**Data extracted from a collection**:
## BEGIN
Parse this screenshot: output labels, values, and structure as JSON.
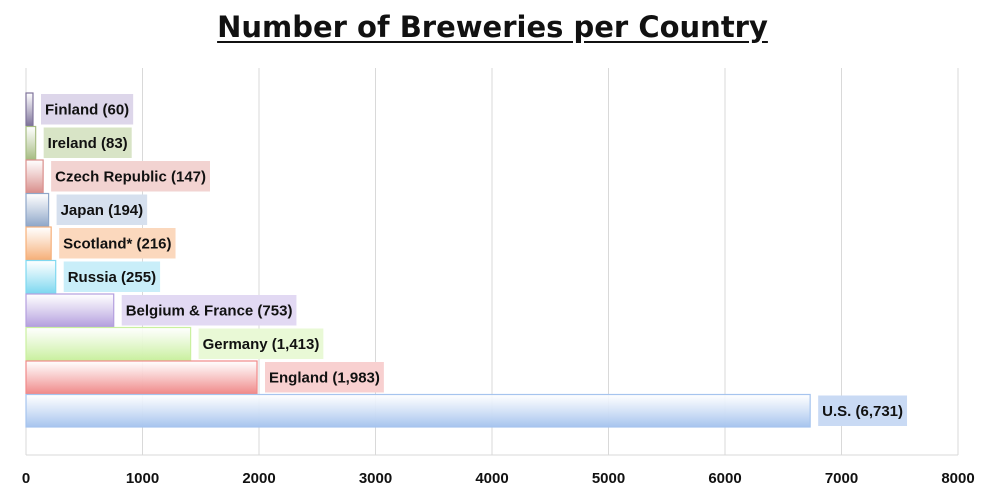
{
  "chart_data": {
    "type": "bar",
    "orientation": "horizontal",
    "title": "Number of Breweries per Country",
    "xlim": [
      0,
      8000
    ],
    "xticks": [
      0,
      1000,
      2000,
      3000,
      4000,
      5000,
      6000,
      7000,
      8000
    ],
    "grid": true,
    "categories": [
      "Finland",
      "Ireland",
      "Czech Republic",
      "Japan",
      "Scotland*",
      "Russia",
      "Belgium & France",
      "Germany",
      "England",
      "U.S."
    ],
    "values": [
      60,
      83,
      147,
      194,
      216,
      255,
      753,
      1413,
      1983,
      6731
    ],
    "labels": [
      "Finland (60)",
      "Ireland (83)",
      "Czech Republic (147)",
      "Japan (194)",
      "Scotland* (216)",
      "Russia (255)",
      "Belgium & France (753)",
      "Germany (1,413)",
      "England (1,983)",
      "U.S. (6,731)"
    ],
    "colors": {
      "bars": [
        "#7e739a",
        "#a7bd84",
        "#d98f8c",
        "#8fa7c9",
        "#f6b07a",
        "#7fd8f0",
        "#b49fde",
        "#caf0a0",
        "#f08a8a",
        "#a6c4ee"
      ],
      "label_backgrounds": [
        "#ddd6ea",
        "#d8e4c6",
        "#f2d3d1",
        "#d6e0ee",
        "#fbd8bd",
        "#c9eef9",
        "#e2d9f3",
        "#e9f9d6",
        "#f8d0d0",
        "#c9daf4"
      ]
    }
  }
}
## END
**SET EXERCISE**: Copy each line of the listing that contains the string "values".

**THE RESULT**:
Parse this screenshot: output labels, values, and structure as JSON.
    "values": [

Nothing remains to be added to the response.